**Goal**. Select from the data all lines with the word "appropriately".
** BEGIN Material **
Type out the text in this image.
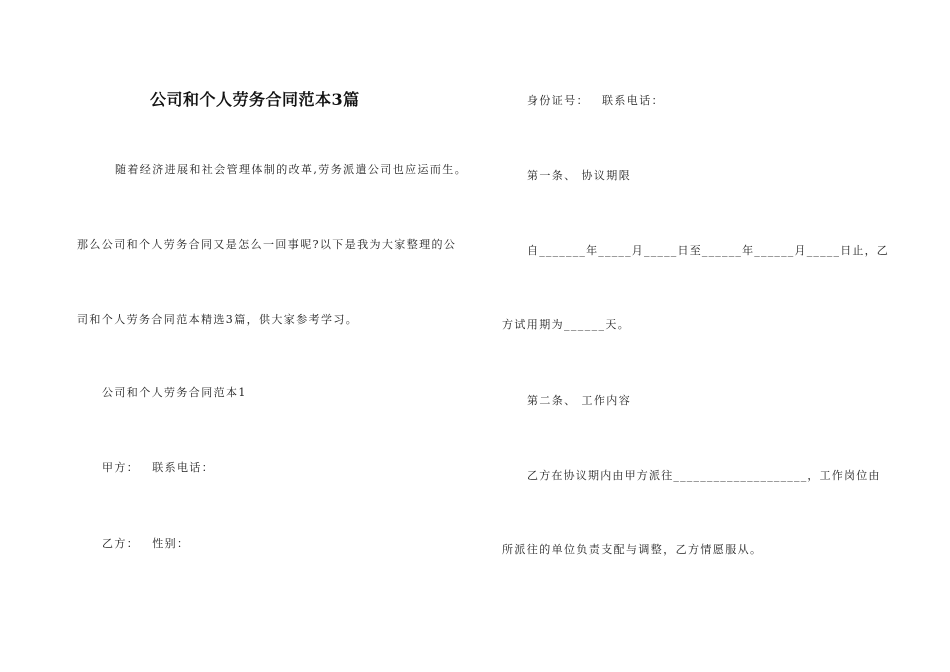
公司和个人劳务合同范本3篇
随着经济进展和社会管理体制的改革,劳务派遣公司也应运而生。
那么公司和个人劳务合同又是怎么一回事呢?以下是我为大家整理的公
司和个人劳务合同范本精选3篇，供大家参考学习。
公司和个人劳务合同范本1
甲方： 联系电话：
乙方： 性别：
身份证号： 联系电话：
第一条、 协议期限
自_______年_____月_____日至______年______月_____日止，乙
方试用期为______天。
第二条、 工作内容
乙方在协议期内由甲方派往____________________，工作岗位由
所派往的单位负责支配与调整，乙方情愿服从。
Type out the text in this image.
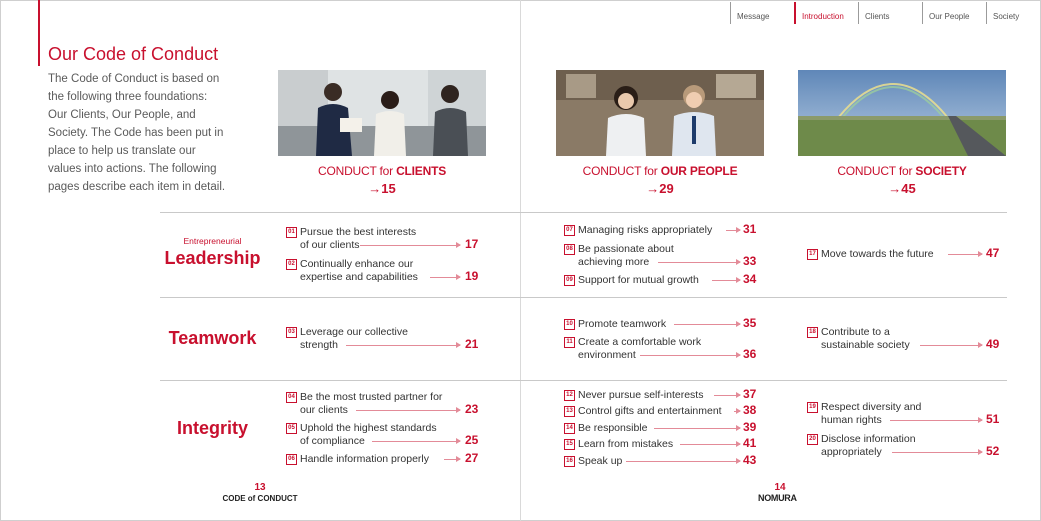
Message	Introduction	Clients	Our People	Society
Our Code of Conduct

The Code of Conduct is based on the following three foundations: Our Clients, Our People, and Society. The Code has been put in place to help us translate our values into actions. The following pages describe each item in detail.

CONDUCT for CLIENTS
→15
CONDUCT for OUR PEOPLE
→29
CONDUCT for SOCIETY
→45
Entrepreneurial
Leadership
Teamwork
Integrity
01 Pursue the best interests
of our clients	17
02 Continually enhance our
expertise and capabilities	19
03 Leverage our collective
strength	21
04 Be the most trusted partner for
our clients	23
05 Uphold the highest standards
of compliance	25
06 Handle information properly	27
07 Managing risks appropriately	31
08 Be passionate about
achieving more	33
09 Support for mutual growth	34
10 Promote teamwork	35
11 Create a comfortable work
environment	36
12 Never pursue self-interests	37
13 Control gifts and entertainment 38
14 Be responsible	39
15 Learn from mistakes	41
16 Speak up	43
17 Move towards the future	47
18 Contribute to a
sustainable society	49
19 Respect diversity and
human rights	51
20 Disclose information
appropriately	52
13
CODE of CONDUCT
14
NOMURA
** END Material **
**Task answer**.
07 Managing risks appropriately	31
appropriately	52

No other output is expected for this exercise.